▸ Task statement: Identify the lines containing the word "bottom". Copy each one.

Records that describe figures
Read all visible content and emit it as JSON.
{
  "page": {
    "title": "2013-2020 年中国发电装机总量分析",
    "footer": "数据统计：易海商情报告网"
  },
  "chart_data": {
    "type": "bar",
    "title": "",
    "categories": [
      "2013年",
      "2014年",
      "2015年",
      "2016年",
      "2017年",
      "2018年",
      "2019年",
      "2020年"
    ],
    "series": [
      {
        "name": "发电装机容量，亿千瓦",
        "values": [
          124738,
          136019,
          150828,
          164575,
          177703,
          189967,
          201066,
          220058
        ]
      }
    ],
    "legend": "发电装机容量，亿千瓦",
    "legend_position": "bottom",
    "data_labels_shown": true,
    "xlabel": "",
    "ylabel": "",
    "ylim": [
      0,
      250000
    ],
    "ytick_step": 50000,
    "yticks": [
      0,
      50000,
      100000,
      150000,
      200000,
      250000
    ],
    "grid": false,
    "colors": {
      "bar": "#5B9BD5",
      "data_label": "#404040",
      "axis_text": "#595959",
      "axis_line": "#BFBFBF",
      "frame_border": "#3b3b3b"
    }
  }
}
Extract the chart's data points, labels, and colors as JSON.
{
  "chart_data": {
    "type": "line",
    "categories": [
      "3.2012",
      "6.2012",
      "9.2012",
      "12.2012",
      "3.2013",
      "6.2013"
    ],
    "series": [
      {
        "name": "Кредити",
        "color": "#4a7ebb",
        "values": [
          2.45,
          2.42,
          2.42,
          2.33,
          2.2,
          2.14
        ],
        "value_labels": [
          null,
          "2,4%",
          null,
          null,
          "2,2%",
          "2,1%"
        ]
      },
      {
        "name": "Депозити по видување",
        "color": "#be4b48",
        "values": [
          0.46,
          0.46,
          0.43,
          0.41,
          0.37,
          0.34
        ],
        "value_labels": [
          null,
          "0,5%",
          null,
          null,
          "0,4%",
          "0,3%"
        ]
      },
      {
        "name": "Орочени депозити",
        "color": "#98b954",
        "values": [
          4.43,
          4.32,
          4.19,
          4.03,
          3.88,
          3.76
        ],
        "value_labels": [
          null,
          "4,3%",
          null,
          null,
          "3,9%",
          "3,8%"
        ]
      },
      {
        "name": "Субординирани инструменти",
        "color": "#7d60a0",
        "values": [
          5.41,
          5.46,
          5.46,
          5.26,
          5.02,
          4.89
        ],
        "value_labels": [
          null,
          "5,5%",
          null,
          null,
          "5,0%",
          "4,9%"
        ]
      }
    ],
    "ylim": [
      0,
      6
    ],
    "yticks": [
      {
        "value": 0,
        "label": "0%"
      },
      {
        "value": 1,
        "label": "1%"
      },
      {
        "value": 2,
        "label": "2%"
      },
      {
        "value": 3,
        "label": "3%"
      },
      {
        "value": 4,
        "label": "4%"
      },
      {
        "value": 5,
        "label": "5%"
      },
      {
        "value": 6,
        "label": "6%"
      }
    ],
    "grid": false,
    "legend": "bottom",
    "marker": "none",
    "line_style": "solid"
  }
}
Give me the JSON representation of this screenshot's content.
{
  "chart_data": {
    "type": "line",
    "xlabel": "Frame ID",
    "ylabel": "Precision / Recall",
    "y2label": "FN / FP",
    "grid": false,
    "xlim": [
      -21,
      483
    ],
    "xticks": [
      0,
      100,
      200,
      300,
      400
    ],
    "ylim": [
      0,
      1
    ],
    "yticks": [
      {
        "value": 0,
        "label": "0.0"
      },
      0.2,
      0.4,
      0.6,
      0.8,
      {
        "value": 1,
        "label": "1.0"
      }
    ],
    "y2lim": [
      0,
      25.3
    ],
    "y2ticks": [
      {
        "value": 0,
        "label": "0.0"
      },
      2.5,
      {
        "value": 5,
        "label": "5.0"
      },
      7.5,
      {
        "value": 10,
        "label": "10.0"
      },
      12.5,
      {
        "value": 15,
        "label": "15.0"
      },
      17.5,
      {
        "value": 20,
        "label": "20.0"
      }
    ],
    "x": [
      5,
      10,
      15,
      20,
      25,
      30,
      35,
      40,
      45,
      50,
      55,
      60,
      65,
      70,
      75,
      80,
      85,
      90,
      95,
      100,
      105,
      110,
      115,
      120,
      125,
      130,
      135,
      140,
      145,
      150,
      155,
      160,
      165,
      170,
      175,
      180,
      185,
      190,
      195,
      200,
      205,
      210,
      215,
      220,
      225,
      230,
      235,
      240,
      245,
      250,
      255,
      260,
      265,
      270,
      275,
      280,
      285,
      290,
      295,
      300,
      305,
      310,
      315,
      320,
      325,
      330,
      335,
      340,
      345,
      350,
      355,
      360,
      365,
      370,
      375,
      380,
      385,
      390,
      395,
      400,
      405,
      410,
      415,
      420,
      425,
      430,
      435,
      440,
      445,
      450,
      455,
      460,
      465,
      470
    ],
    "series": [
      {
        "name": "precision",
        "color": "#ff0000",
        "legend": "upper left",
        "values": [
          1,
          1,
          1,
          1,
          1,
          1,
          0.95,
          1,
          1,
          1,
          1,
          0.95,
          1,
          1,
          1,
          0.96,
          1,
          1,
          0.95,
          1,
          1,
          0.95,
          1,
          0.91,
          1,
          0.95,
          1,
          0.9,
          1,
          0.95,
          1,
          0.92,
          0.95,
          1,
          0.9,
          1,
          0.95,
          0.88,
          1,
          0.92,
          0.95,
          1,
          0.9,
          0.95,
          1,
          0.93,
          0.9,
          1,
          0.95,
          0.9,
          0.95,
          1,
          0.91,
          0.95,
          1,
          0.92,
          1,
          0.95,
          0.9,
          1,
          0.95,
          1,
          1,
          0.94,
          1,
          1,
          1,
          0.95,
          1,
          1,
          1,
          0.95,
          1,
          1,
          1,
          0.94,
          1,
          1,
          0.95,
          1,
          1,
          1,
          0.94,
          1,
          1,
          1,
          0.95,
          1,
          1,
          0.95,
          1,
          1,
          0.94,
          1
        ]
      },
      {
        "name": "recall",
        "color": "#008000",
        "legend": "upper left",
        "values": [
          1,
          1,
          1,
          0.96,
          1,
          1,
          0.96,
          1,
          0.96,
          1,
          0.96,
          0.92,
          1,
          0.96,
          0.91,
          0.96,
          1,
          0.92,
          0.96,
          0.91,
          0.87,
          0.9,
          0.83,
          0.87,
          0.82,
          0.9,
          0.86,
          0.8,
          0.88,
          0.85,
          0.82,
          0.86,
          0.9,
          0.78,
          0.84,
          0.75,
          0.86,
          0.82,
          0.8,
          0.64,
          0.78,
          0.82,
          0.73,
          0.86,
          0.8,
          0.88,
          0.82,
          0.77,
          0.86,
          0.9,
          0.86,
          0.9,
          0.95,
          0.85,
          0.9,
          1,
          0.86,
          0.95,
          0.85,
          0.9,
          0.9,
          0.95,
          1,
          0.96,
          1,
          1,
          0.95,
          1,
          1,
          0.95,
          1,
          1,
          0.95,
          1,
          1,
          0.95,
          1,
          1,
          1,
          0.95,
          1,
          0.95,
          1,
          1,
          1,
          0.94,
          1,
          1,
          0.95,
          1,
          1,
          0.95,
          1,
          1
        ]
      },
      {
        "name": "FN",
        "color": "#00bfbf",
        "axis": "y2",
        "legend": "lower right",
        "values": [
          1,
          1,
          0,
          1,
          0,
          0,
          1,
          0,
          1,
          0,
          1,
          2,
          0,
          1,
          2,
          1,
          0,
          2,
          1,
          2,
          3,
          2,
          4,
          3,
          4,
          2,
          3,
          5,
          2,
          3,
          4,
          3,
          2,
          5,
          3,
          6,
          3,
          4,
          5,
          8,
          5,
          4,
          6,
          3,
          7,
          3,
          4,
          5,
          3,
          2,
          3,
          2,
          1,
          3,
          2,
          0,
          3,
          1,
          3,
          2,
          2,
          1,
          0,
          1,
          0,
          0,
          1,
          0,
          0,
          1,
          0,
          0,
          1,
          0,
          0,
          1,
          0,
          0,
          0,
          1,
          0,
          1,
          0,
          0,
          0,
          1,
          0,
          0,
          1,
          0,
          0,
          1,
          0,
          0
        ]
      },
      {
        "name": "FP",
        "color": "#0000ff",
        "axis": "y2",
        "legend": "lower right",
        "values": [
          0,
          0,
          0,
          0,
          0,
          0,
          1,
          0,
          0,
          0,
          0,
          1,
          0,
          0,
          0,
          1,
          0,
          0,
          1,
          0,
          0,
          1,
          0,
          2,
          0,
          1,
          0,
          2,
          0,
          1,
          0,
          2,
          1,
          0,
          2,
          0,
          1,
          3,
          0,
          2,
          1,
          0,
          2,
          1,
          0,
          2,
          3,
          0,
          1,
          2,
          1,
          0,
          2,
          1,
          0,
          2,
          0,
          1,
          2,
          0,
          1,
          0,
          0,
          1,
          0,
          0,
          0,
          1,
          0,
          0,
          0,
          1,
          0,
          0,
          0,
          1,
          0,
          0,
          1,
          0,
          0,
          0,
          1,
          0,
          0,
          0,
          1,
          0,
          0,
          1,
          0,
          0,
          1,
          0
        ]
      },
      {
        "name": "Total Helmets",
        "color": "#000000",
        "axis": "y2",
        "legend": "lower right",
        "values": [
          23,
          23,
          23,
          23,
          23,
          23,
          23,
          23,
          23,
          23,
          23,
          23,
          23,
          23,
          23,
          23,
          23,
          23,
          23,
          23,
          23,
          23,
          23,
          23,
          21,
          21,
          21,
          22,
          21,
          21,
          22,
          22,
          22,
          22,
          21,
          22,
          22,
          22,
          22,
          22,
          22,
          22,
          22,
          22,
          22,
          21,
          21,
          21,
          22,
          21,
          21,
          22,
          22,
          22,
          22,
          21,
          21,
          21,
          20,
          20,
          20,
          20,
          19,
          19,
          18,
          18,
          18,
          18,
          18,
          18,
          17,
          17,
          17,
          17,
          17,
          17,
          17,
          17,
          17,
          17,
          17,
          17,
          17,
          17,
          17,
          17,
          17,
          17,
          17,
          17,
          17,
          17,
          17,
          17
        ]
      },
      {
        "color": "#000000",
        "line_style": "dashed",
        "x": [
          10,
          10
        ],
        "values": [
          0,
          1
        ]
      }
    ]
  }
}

▸ Correct response:
    "legend_position": "bottom",
    "legend": "bottom",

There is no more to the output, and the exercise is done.